- Data excerpts -

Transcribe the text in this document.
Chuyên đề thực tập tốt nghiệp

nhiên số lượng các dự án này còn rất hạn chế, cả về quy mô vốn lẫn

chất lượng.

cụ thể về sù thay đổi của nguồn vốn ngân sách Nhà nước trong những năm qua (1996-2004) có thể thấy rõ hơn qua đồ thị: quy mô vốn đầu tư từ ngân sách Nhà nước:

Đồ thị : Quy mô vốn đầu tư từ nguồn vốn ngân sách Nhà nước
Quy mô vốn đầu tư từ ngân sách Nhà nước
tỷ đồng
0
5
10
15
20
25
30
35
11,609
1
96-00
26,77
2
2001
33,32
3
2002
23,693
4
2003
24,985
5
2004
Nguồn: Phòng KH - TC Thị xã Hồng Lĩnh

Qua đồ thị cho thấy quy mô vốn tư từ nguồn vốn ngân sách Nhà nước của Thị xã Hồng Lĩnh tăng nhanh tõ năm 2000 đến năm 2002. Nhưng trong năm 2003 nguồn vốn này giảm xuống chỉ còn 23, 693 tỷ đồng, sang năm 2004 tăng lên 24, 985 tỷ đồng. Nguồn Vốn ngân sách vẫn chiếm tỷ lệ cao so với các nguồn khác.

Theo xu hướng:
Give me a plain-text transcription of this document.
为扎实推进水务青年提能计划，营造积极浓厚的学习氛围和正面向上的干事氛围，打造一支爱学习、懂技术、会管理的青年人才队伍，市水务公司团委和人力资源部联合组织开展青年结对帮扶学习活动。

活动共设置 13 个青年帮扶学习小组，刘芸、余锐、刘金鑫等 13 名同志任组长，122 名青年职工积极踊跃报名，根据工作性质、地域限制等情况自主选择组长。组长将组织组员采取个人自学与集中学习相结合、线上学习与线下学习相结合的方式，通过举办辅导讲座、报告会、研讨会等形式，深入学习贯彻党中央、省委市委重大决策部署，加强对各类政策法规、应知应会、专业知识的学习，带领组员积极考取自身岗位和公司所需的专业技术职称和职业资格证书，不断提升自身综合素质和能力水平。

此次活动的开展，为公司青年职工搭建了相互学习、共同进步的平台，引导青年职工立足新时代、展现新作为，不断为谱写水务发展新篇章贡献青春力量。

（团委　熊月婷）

- WHAT IS NEEDED -
Give again, word for word, every line from the one holding "Give me a plain-text" to the end of the data.

- TASK ANSWER -
Give me a plain-text transcription of this document.
为扎实推进水务青年提能计划，营造积极浓厚的学习氛围和正面向上的干事氛围，打造一支爱学习、懂技术、会管理的青年人才队伍，市水务公司团委和人力资源部联合组织开展青年结对帮扶学习活动。

活动共设置 13 个青年帮扶学习小组，刘芸、余锐、刘金鑫等 13 名同志任组长，122 名青年职工积极踊跃报名，根据工作性质、地域限制等情况自主选择组长。组长将组织组员采取个人自学与集中学习相结合、线上学习与线下学习相结合的方式，通过举办辅导讲座、报告会、研讨会等形式，深入学习贯彻党中央、省委市委重大决策部署，加强对各类政策法规、应知应会、专业知识的学习，带领组员积极考取自身岗位和公司所需的专业技术职称和职业资格证书，不断提升自身综合素质和能力水平。

此次活动的开展，为公司青年职工搭建了相互学习、共同进步的平台，引导青年职工立足新时代、展现新作为，不断为谱写水务发展新篇章贡献青春力量。

（团委　熊月婷）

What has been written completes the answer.